» Selected extract:
557 F.Supp.3d 304
D. Mass.2021Background
- UMass Lowell and UMass Boston announced (April 2021) vaccine requirements for students accessing campus for Fall 2021, with medical, disability, and religious exemptions available.
- Plaintiffs are students: Harris (UMass Lowell) and Cluett (UMass Boston); both unvaccinated. Cluett requested a religious exemption which was denied after review and appeal.
- Plaintiffs sued state defendants (UMass campuses and officials) alleging violations of the Fourteenth Amendment (procedural and substantive due process, free exercise) and sought a preliminary injunction to enjoin enforcement of the Vaccine Policy; Cluett also asserted state-law and RFRA claims.
- Defendants moved to dismiss and opposed the preliminary injunction; plaintiffs conceded dismissal as to the UMass entities under Eleventh Amendment principles.
- The court denied the preliminary injunction and granted the motion to dismiss all federal claims; it held RFRA/state-law claims barred or inapplicable and dismissed duplicative § 1983 count.

Stored entries:
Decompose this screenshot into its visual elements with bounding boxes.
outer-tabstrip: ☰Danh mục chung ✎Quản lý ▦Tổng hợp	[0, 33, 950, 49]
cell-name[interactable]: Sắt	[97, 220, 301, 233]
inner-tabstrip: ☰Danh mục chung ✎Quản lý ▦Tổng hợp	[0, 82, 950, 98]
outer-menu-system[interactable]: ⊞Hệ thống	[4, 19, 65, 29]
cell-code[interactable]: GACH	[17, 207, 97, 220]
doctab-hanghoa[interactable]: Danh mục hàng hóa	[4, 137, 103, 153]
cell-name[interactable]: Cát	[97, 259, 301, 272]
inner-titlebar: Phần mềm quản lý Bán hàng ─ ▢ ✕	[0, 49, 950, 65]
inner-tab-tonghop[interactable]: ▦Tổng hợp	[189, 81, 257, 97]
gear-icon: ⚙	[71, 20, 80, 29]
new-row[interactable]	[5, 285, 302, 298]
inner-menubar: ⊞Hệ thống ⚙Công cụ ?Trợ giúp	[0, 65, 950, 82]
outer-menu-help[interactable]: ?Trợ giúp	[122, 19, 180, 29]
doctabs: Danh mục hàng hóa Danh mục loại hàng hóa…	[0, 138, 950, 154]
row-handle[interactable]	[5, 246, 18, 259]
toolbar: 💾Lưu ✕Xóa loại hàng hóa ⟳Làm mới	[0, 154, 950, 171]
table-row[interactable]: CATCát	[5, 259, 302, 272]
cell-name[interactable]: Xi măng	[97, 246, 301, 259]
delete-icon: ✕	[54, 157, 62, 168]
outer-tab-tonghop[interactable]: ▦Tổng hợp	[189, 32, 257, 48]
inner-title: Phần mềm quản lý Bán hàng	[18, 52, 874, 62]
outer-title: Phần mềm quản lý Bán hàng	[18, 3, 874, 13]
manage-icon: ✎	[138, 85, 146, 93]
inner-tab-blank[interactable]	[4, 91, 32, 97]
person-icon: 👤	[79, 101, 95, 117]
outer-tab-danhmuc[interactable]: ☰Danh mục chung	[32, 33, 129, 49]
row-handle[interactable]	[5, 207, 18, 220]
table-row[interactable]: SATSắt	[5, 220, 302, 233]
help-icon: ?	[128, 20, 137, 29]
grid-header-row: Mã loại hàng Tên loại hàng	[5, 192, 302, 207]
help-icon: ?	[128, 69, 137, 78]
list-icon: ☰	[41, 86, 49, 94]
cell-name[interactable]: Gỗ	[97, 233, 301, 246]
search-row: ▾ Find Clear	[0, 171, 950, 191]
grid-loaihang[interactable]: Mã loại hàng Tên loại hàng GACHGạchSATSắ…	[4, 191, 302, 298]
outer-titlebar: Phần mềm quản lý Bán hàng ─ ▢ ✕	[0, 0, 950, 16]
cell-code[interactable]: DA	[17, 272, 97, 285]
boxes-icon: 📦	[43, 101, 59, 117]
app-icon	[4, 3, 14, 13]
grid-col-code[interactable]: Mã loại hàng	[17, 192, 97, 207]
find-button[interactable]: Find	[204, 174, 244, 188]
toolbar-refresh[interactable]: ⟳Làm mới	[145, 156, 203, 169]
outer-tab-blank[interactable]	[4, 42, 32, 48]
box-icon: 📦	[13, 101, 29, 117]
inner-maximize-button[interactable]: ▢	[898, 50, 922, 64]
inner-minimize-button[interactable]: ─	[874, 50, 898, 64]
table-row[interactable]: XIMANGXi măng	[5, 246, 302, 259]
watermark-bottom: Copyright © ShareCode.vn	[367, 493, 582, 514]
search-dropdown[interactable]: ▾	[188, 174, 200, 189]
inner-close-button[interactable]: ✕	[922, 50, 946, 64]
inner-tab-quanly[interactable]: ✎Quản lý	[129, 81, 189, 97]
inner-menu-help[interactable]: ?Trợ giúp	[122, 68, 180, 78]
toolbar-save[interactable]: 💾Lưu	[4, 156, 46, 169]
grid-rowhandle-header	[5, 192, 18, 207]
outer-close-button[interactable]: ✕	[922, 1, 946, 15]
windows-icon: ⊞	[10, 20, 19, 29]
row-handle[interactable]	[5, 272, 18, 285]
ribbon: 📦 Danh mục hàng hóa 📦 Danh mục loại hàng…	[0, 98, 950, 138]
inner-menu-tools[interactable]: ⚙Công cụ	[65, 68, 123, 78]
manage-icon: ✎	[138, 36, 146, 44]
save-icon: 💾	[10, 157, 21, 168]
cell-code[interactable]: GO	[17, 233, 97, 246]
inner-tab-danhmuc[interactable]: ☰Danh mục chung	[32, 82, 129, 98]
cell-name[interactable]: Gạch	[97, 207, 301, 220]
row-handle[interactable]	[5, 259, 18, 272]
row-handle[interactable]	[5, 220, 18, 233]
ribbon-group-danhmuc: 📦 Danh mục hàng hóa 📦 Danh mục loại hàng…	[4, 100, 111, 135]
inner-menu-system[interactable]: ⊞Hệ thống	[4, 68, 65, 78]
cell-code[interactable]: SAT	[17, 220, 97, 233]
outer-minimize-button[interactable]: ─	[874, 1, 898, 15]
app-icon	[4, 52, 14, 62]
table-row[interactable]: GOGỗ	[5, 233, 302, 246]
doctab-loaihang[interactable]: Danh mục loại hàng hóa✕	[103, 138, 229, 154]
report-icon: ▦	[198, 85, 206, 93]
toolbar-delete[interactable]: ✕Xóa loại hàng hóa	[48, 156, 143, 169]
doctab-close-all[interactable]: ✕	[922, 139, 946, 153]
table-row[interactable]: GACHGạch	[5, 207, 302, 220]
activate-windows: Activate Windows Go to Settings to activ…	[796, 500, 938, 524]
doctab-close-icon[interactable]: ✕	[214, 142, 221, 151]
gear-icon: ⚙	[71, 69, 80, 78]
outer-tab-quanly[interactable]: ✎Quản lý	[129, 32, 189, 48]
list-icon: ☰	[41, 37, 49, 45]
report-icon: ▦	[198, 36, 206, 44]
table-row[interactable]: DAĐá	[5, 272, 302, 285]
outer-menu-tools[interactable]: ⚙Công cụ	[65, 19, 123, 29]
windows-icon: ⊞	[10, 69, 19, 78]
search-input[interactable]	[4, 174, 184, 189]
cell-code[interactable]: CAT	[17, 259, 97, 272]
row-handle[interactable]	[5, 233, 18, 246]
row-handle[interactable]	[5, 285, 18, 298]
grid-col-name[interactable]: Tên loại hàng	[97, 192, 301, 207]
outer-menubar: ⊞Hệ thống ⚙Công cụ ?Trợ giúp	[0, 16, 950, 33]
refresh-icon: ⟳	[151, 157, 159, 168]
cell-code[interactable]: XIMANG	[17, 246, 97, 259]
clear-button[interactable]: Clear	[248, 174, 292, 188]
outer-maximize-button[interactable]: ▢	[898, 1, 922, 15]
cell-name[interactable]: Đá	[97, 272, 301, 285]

» Questions to answer:
**1.** Answer these from the vaccine case summary:
(a) Which campus does Harris attend?
(b) What happened to Cluett's request for a religious exemption?
(c) Which kinds of exemption did the vaccine requirements allow?
**2.** Carry on the vaccine case summary past its last sentence.

» Responses:
**1.**
(a) UMass Lowell.
(b) It was denied after review and appeal.
(c) Medical, disability, and religious exemptions.

**2.**
Issues
| Issue | Plaintiff's Argument | Defendant's Argument | Held |
|---|---|---|---|
| Eleventh Amendment: Can plaintiffs sue UMass campuses in federal court? | Plaintiffs initially sued campuses but conceded dismissal of state entities. | UMass is an arm of the state and immune from suit under the Eleventh Amendment. | Claims against UMass Lowell and UMass Boston dismissed. |
| Procedural due process: Did Vaccine Policy deprive students of protected interest without adequate process? | Harris/Cluett: policy forces vaccination or loss of UMass education. | Policy is a generally applicable, prospective rule; unvaccinated students may remain enrolled and take online classes. | No plausible procedural due process violation; publication of policy provides constitutionally adequate process. |
| Substantive due process: Does the policy infringe a fundamental right? | Policy infringes liberty interests (education/body integrity). | Vaccination requirements fall within state police power; policy is rationally related to public-health goals. | No fundamental-right violation; Jacobson-style deference applies and policy is rationally related to public health. |
| Religious exemption / Free Exercise / RFRA / state-law claims (Cluett) | Cluett: denial of religious exemption violated RFRA, Free Exercise, and state law. | RFRA does not apply to states; Eleventh Amendment bars state-law claims against state officials; university need not provide exemptions and did not administer policy discriminatorily. | RFRA/state-law claims unavailable; Free Exercise claim fails on pleadings (no discriminatory administration shown). |
Key Cases Cited
- Jacobson v. Massachusetts, 197 U.S. 11 (1905) (upholding state authority to mandate vaccination and articulating deferential standard for public-health measures)
- Zucht v. King, 260 U.S. 174 (1922) (affirming school-entry vaccination requirements as within state police power)
- Roman Cath. Diocese of Brooklyn v. Cuomo, 141 S. Ct. 63 (2020) (recognizing limits on public-health measures but acknowledging Jacobson's continuing relevance)
- Ex parte Young, 209 U.S. 123 (1908) (permits federal injunctive relief against state officials for federal constitutional violations)
- City of Boerne v. Flores, 521 U.S. 507 (1997) (RFRA cannot be applied to the states in a manner exceeding Congress's enforcement powers)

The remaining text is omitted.